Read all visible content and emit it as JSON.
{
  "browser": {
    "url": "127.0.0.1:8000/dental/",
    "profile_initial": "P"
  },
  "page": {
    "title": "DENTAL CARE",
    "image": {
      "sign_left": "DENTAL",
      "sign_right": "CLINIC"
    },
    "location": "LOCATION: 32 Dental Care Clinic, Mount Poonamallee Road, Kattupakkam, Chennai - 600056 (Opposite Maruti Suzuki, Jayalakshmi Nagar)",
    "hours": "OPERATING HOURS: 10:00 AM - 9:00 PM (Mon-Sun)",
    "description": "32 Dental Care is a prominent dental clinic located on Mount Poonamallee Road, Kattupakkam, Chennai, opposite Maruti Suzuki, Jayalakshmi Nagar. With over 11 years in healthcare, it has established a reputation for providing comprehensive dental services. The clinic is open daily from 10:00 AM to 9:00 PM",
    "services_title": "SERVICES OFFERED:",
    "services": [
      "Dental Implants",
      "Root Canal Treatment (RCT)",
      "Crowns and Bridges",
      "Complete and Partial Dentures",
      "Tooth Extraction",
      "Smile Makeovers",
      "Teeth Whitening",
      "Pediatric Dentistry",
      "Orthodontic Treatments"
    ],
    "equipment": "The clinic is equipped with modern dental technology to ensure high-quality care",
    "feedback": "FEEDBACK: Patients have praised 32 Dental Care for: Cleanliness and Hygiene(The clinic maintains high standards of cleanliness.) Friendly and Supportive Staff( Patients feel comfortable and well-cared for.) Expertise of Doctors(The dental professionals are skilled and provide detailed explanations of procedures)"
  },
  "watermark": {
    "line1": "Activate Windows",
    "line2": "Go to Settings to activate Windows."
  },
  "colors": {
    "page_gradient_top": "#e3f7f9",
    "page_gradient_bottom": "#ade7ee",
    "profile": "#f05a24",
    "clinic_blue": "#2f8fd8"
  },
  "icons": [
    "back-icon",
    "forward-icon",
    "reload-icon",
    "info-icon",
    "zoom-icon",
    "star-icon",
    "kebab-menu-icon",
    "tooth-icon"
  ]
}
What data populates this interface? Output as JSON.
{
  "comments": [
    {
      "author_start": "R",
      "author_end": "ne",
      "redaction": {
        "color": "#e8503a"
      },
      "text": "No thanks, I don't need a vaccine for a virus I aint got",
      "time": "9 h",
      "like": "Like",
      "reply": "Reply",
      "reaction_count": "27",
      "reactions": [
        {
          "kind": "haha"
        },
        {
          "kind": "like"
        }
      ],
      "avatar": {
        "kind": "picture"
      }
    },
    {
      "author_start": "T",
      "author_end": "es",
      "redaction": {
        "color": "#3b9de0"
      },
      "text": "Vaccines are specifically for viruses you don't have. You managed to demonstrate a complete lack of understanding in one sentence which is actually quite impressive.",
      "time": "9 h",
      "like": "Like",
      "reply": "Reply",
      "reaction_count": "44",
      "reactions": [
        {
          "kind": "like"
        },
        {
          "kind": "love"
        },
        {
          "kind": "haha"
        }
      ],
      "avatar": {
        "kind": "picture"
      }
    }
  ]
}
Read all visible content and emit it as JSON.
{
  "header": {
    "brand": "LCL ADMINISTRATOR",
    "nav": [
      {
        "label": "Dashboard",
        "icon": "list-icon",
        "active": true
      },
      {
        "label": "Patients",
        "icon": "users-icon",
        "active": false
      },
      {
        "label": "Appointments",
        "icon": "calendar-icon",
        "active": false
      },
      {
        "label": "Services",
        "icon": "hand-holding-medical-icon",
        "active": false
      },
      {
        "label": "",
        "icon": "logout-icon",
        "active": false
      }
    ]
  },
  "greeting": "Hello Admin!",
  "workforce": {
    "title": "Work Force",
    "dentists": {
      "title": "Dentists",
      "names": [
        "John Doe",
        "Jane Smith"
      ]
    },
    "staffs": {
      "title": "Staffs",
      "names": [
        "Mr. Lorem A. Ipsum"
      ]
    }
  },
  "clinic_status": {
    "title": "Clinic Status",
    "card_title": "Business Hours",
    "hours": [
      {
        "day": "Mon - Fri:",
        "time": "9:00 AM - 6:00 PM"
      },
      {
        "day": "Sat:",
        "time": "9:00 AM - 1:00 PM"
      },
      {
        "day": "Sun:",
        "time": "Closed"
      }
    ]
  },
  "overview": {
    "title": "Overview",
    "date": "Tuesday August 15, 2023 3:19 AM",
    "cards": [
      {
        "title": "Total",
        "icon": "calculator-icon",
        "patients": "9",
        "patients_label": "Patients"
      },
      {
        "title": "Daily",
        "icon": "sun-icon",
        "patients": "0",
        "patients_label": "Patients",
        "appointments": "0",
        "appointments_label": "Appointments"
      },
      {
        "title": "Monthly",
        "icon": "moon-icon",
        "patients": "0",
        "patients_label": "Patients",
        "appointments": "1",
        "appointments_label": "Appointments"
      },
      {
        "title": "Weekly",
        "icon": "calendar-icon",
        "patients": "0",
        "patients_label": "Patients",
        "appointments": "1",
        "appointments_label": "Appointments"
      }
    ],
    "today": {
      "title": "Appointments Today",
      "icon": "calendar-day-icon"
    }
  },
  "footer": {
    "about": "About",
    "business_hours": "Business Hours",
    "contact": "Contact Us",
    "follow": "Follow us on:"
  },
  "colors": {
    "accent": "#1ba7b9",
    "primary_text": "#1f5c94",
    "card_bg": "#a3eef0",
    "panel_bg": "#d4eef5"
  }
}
• • • •
> TASK TO COMPLETE:
Across the records above, tally the lines that contain "Jayalakshmi" and give the result as a number alone.

> ANSWER BELOW:
2